● TASK OBJECTIVE: Wherever a line below holds the word "title", copy that line.

● PROVIDED DATA:
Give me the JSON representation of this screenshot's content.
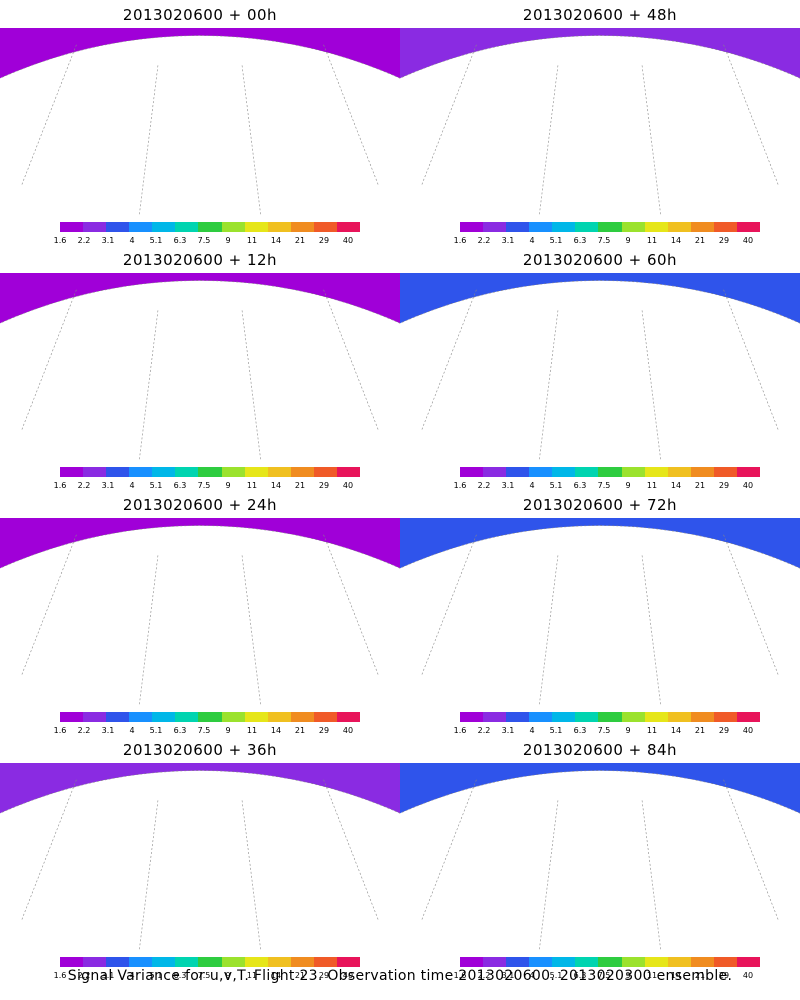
{
  "panels": [
    {
      "title": "2013020600 + 00h",
      "lead": 0
    },
    {
      "title": "2013020600 + 48h",
      "lead": 48
    },
    {
      "title": "2013020600 + 12h",
      "lead": 12
    },
    {
      "title": "2013020600 + 60h",
      "lead": 60
    },
    {
      "title": "2013020600 + 24h",
      "lead": 24
    },
    {
      "title": "2013020600 + 72h",
      "lead": 72
    },
    {
      "title": "2013020600 + 36h",
      "lead": 36
    },
    {
      "title": "2013020600 + 84h",
      "lead": 84
    }
  ],
  "colorbar": {
    "labels": [
      "1.6",
      "2.2",
      "3.1",
      "4",
      "5.1",
      "6.3",
      "7.5",
      "9",
      "11",
      "14",
      "21",
      "29",
      "40"
    ],
    "colors": [
      "#a000d8",
      "#8a2be2",
      "#2f54eb",
      "#1890ff",
      "#00b7e8",
      "#00d4b0",
      "#2ecc40",
      "#9be22d",
      "#e6e619",
      "#f0c020",
      "#f08c20",
      "#f05a28",
      "#e8145a"
    ]
  },
  "footer": "Signal Variance for u,v,T. Flight 23. Observation time 2013020600. 2013020300 ensemble."
}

● TASK RESPONSE:
      "title": "2013020600 + 00h",
      "title": "2013020600 + 48h",
      "title": "2013020600 + 12h",
      "title": "2013020600 + 60h",
      "title": "2013020600 + 24h",
      "title": "2013020600 + 72h",
      "title": "2013020600 + 36h",
      "title": "2013020600 + 84h",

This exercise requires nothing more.